[Figure dataset records]
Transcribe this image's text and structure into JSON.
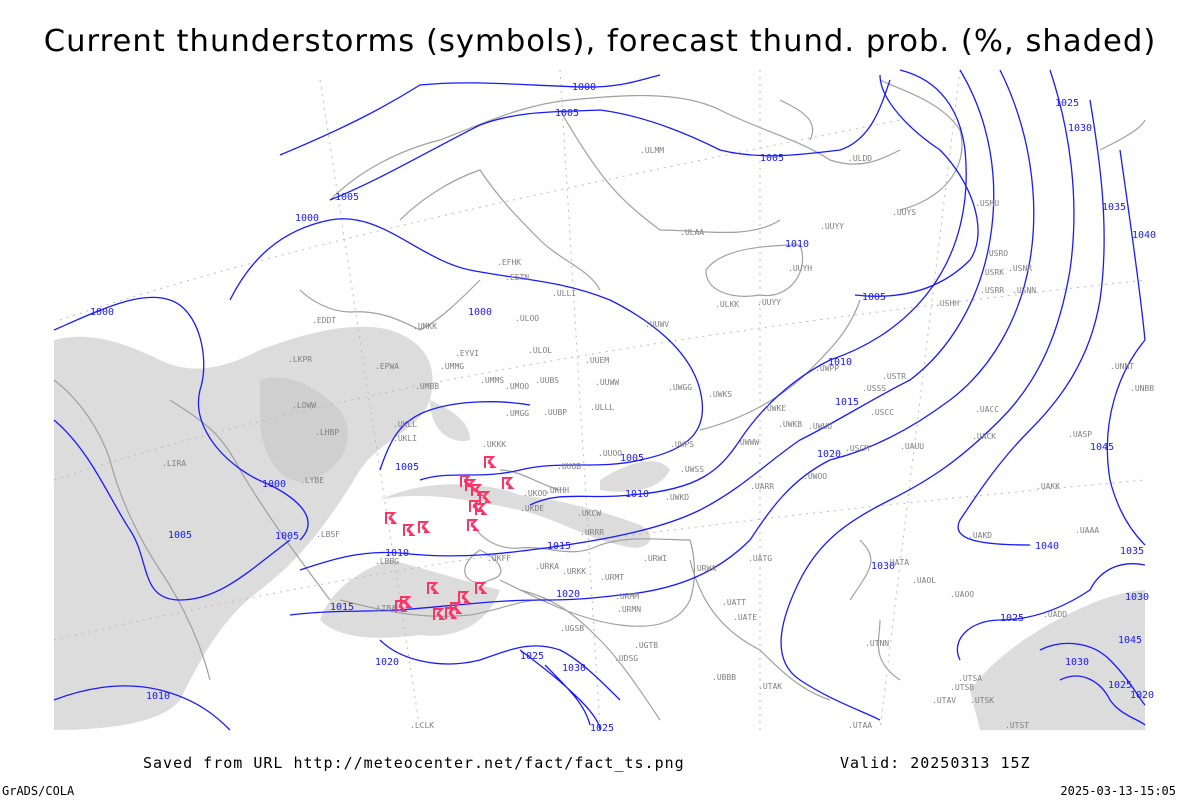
{
  "title": "Current thunderstorms (symbols), forecast thund. prob. (%, shaded)",
  "footer": {
    "saved_from": "Saved from URL http://meteocenter.net/fact/fact_ts.png",
    "valid": "Valid: 20250313 15Z",
    "software": "GrADS/COLA",
    "timestamp": "2025-03-13-15:05"
  },
  "colors": {
    "isobar": "#1a1aff",
    "coastline": "#a0a0a0",
    "shading": "#dcdcdc",
    "thunderstorm_symbol": "#ff3366",
    "station_label": "#808080"
  },
  "isobar_labels": [
    "1000",
    "1005",
    "1005",
    "1005",
    "1000",
    "1000",
    "1000",
    "1010",
    "1005",
    "1025",
    "1030",
    "1035",
    "1040",
    "1010",
    "1015",
    "1020",
    "1005",
    "1000",
    "1005",
    "1010",
    "1015",
    "1010",
    "1005",
    "1005",
    "1015",
    "1020",
    "1025",
    "1030",
    "1025",
    "1020",
    "1010",
    "1030",
    "1025",
    "1030",
    "1025",
    "1035",
    "1040",
    "1045",
    "1030",
    "1045",
    "1020"
  ],
  "station_labels": [
    "ULAA",
    "EFHK",
    "EETN",
    "ULLI",
    "ULOO",
    "ULOL",
    "EYVI",
    "UMMG",
    "UMMS",
    "UMOO",
    "UUBS",
    "UUEM",
    "UUWW",
    "UWGG",
    "UWKS",
    "UMKK",
    "EPWA",
    "UMBB",
    "LKPR",
    "LOWW",
    "LHBP",
    "UKLL",
    "UKLI",
    "UKKK",
    "UMGG",
    "UUBP",
    "UUOO",
    "UUOB",
    "UKHH",
    "UKOO",
    "UKDE",
    "UKCW",
    "URRR",
    "UKFF",
    "URKA",
    "URKK",
    "URMT",
    "URMM",
    "URMN",
    "URWI",
    "URWA",
    "UATG",
    "UATT",
    "UATE",
    "UGSB",
    "UGTB",
    "UDSG",
    "UBBB",
    "UTAK",
    "UTAA",
    "UTNN",
    "UTSA",
    "UTSB",
    "UTAV",
    "UTSK",
    "UTST",
    "UAOO",
    "UAOL",
    "UAKD",
    "UAAA",
    "UADD",
    "UAUU",
    "UACK",
    "UACC",
    "UASP",
    "UAKK",
    "UARR",
    "UWOO",
    "UWUU",
    "UWKE",
    "UWKB",
    "UWPP",
    "USSS",
    "USCC",
    "USCM",
    "USTR",
    "UNBB",
    "UNNT",
    "USNN",
    "USRR",
    "USHH",
    "USNR",
    "USRK",
    "USRO",
    "USMU",
    "UUYY",
    "UUYH",
    "ULKK",
    "UUYY",
    "UUWV",
    "ULMM",
    "ULDD",
    "UUYS",
    "LIRA",
    "LYBE",
    "LBSF",
    "LBBG",
    "LTBA",
    "LCLK",
    "EDDT",
    "UWWW",
    "UWPS",
    "UWSS",
    "UWKD",
    "UATA",
    "ULLL"
  ],
  "thunderstorm_count": 20
}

* [Set task] Please write out all the data again word for word, but not the pictures.

* [Solution to this task]
Transcribe this image's text and structure into JSON.
{
  "title": "Current thunderstorms (symbols), forecast thund. prob. (%, shaded)",
  "footer": {
    "saved_from": "Saved from URL http://meteocenter.net/fact/fact_ts.png",
    "valid": "Valid: 20250313 15Z",
    "software": "GrADS/COLA",
    "timestamp": "2025-03-13-15:05"
  },
  "colors": {
    "isobar": "#1a1aff",
    "coastline": "#a0a0a0",
    "shading": "#dcdcdc",
    "thunderstorm_symbol": "#ff3366",
    "station_label": "#808080"
  },
  "isobar_labels": [
    "1000",
    "1005",
    "1005",
    "1005",
    "1000",
    "1000",
    "1000",
    "1010",
    "1005",
    "1025",
    "1030",
    "1035",
    "1040",
    "1010",
    "1015",
    "1020",
    "1005",
    "1000",
    "1005",
    "1010",
    "1015",
    "1010",
    "1005",
    "1005",
    "1015",
    "1020",
    "1025",
    "1030",
    "1025",
    "1020",
    "1010",
    "1030",
    "1025",
    "1030",
    "1025",
    "1035",
    "1040",
    "1045",
    "1030",
    "1045",
    "1020"
  ],
  "station_labels": [
    "ULAA",
    "EFHK",
    "EETN",
    "ULLI",
    "ULOO",
    "ULOL",
    "EYVI",
    "UMMG",
    "UMMS",
    "UMOO",
    "UUBS",
    "UUEM",
    "UUWW",
    "UWGG",
    "UWKS",
    "UMKK",
    "EPWA",
    "UMBB",
    "LKPR",
    "LOWW",
    "LHBP",
    "UKLL",
    "UKLI",
    "UKKK",
    "UMGG",
    "UUBP",
    "UUOO",
    "UUOB",
    "UKHH",
    "UKOO",
    "UKDE",
    "UKCW",
    "URRR",
    "UKFF",
    "URKA",
    "URKK",
    "URMT",
    "URMM",
    "URMN",
    "URWI",
    "URWA",
    "UATG",
    "UATT",
    "UATE",
    "UGSB",
    "UGTB",
    "UDSG",
    "UBBB",
    "UTAK",
    "UTAA",
    "UTNN",
    "UTSA",
    "UTSB",
    "UTAV",
    "UTSK",
    "UTST",
    "UAOO",
    "UAOL",
    "UAKD",
    "UAAA",
    "UADD",
    "UAUU",
    "UACK",
    "UACC",
    "UASP",
    "UAKK",
    "UARR",
    "UWOO",
    "UWUU",
    "UWKE",
    "UWKB",
    "UWPP",
    "USSS",
    "USCC",
    "USCM",
    "USTR",
    "UNBB",
    "UNNT",
    "USNN",
    "USRR",
    "USHH",
    "USNR",
    "USRK",
    "USRO",
    "USMU",
    "UUYY",
    "UUYH",
    "ULKK",
    "UUYY",
    "UUWV",
    "ULMM",
    "ULDD",
    "UUYS",
    "LIRA",
    "LYBE",
    "LBSF",
    "LBBG",
    "LTBA",
    "LCLK",
    "EDDT",
    "UWWW",
    "UWPS",
    "UWSS",
    "UWKD",
    "UATA",
    "ULLL"
  ],
  "thunderstorm_count": 20
}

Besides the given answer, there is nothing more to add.